What is expected:
From the listing below, extract each entry exactly as written, minus the images.
begin Dataset entries
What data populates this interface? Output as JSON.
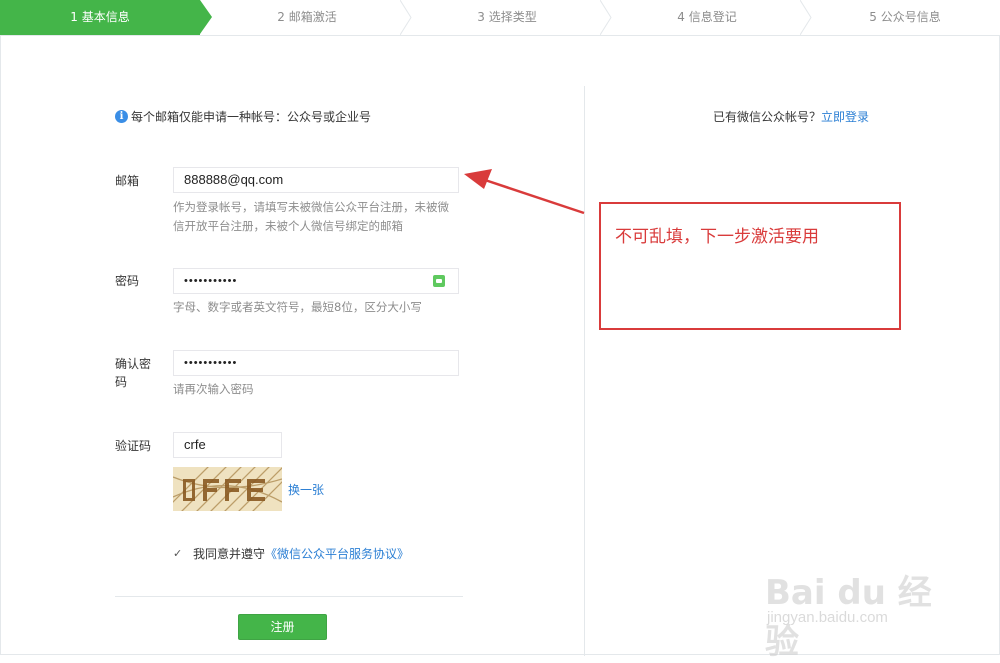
{
  "steps": [
    {
      "label": "1 基本信息",
      "active": true
    },
    {
      "label": "2 邮箱激活",
      "active": false
    },
    {
      "label": "3 选择类型",
      "active": false
    },
    {
      "label": "4 信息登记",
      "active": false
    },
    {
      "label": "5 公众号信息",
      "active": false
    }
  ],
  "form": {
    "tip": "每个邮箱仅能申请一种帐号：公众号或企业号",
    "email": {
      "label": "邮箱",
      "value": "888888@qq.com",
      "hint": "作为登录帐号，请填写未被微信公众平台注册，未被微信开放平台注册，未被个人微信号绑定的邮箱"
    },
    "password": {
      "label": "密码",
      "value": "•••••••••••",
      "hint": "字母、数字或者英文符号，最短8位，区分大小写"
    },
    "confirm": {
      "label": "确认密码",
      "value": "•••••••••••",
      "hint": "请再次输入密码"
    },
    "captcha": {
      "label": "验证码",
      "value": "crfe",
      "swap_label": "换一张"
    },
    "agree": {
      "prefix": "我同意并遵守",
      "link": "《微信公众平台服务协议》",
      "checked": true
    },
    "register_label": "注册"
  },
  "side": {
    "prefix": "已有微信公众帐号？",
    "login_link": "立即登录"
  },
  "annotation": {
    "text": "不可乱填，下一步激活要用",
    "color": "#d93b3b"
  },
  "watermark": {
    "main": "Bai du 经验",
    "sub": "jingyan.baidu.com"
  },
  "colors": {
    "accent": "#44b549",
    "link": "#2b7fd4"
  }
}
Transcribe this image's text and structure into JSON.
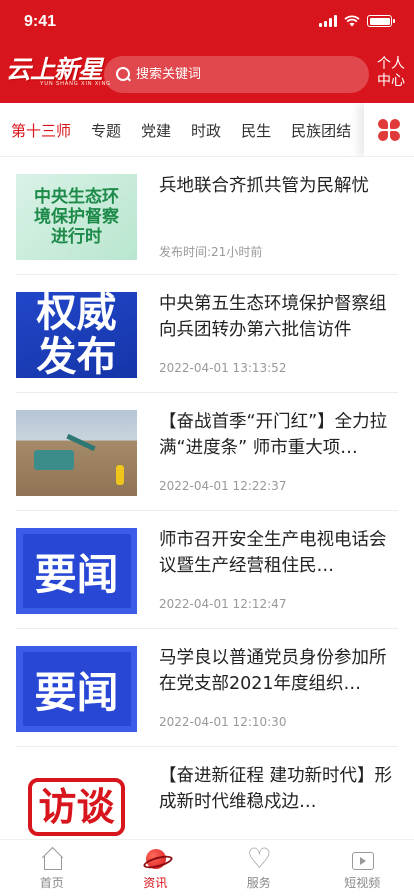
end Dataset entries
Response:
What data populates this interface? Output as JSON.
{
  "steps": [
    {
      "label": "1 基本信息",
      "active": true
    },
    {
      "label": "2 邮箱激活",
      "active": false
    },
    {
      "label": "3 选择类型",
      "active": false
    },
    {
      "label": "4 信息登记",
      "active": false
    },
    {
      "label": "5 公众号信息",
      "active": false
    }
  ],
  "form": {
    "tip": "每个邮箱仅能申请一种帐号：公众号或企业号",
    "email": {
      "label": "邮箱",
      "value": "888888@qq.com",
      "hint": "作为登录帐号，请填写未被微信公众平台注册，未被微信开放平台注册，未被个人微信号绑定的邮箱"
    },
    "password": {
      "label": "密码",
      "value": "•••••••••••",
      "hint": "字母、数字或者英文符号，最短8位，区分大小写"
    },
    "confirm": {
      "label": "确认密码",
      "value": "•••••••••••",
      "hint": "请再次输入密码"
    },
    "captcha": {
      "label": "验证码",
      "value": "crfe",
      "swap_label": "换一张"
    },
    "agree": {
      "prefix": "我同意并遵守",
      "link": "《微信公众平台服务协议》",
      "checked": true
    },
    "register_label": "注册"
  },
  "side": {
    "prefix": "已有微信公众帐号？",
    "login_link": "立即登录"
  },
  "annotation": {
    "text": "不可乱填，下一步激活要用",
    "color": "#d93b3b"
  },
  "watermark": {
    "main": "Bai du 经验",
    "sub": "jingyan.baidu.com"
  },
  "colors": {
    "accent": "#44b549",
    "link": "#2b7fd4"
  }
}
Transcribe this image's text and structure into JSON.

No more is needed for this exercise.